--- START ---

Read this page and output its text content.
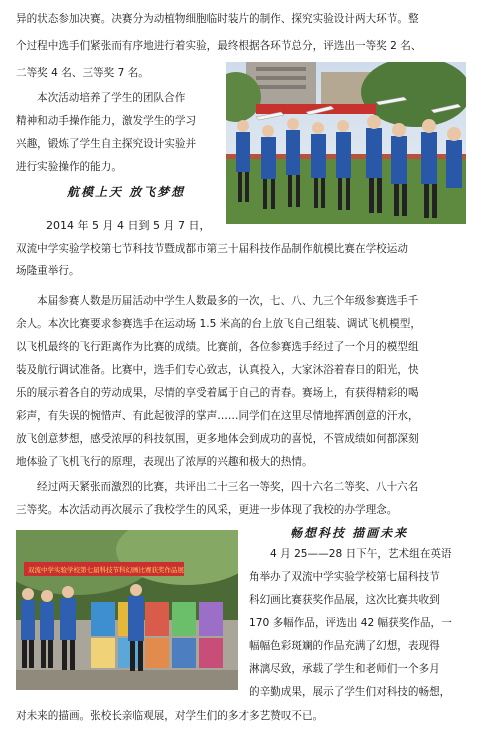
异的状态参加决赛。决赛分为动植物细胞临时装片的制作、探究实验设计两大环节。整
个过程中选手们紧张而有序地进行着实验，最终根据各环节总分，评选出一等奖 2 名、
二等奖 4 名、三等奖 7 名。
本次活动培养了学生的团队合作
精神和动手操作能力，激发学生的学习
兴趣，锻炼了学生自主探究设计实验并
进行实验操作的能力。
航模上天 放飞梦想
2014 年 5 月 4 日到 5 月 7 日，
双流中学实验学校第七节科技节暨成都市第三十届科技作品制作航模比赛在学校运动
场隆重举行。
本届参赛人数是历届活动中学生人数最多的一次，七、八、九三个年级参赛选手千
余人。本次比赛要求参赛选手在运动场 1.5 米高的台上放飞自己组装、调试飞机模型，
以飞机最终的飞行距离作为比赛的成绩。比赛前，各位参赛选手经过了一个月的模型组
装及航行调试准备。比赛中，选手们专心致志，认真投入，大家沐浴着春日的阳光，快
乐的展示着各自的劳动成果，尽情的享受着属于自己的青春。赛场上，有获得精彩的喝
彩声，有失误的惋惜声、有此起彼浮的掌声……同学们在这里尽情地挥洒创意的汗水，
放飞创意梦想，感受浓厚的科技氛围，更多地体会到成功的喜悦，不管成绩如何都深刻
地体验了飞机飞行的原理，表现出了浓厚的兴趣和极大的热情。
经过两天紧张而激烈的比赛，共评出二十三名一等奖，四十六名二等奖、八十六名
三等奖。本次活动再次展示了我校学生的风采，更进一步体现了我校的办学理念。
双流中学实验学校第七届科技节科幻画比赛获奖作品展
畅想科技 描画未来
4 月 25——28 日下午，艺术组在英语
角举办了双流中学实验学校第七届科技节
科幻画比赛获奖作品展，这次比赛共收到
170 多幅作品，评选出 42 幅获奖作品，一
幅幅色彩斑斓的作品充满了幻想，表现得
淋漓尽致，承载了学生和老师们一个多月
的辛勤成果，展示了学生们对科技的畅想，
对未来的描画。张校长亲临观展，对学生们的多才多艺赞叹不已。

--- END ---

What you are asked to do: Leave out the pictures and give the rest of the records again exactly.

Answer to the exercise:
Read this page and output its text content.
异的状态参加决赛。决赛分为动植物细胞临时装片的制作、探究实验设计两大环节。整
个过程中选手们紧张而有序地进行着实验，最终根据各环节总分，评选出一等奖 2 名、
二等奖 4 名、三等奖 7 名。
本次活动培养了学生的团队合作
精神和动手操作能力，激发学生的学习
兴趣，锻炼了学生自主探究设计实验并
进行实验操作的能力。
航模上天 放飞梦想
2014 年 5 月 4 日到 5 月 7 日，
双流中学实验学校第七节科技节暨成都市第三十届科技作品制作航模比赛在学校运动
场隆重举行。
本届参赛人数是历届活动中学生人数最多的一次，七、八、九三个年级参赛选手千
余人。本次比赛要求参赛选手在运动场 1.5 米高的台上放飞自己组装、调试飞机模型，
以飞机最终的飞行距离作为比赛的成绩。比赛前，各位参赛选手经过了一个月的模型组
装及航行调试准备。比赛中，选手们专心致志，认真投入，大家沐浴着春日的阳光，快
乐的展示着各自的劳动成果，尽情的享受着属于自己的青春。赛场上，有获得精彩的喝
彩声，有失误的惋惜声、有此起彼浮的掌声……同学们在这里尽情地挥洒创意的汗水，
放飞创意梦想，感受浓厚的科技氛围，更多地体会到成功的喜悦，不管成绩如何都深刻
地体验了飞机飞行的原理，表现出了浓厚的兴趣和极大的热情。
经过两天紧张而激烈的比赛，共评出二十三名一等奖，四十六名二等奖、八十六名
三等奖。本次活动再次展示了我校学生的风采，更进一步体现了我校的办学理念。
双流中学实验学校第七届科技节科幻画比赛获奖作品展
畅想科技 描画未来
4 月 25——28 日下午，艺术组在英语
角举办了双流中学实验学校第七届科技节
科幻画比赛获奖作品展，这次比赛共收到
170 多幅作品，评选出 42 幅获奖作品，一
幅幅色彩斑斓的作品充满了幻想，表现得
淋漓尽致，承载了学生和老师们一个多月
的辛勤成果，展示了学生们对科技的畅想，
对未来的描画。张校长亲临观展，对学生们的多才多艺赞叹不已。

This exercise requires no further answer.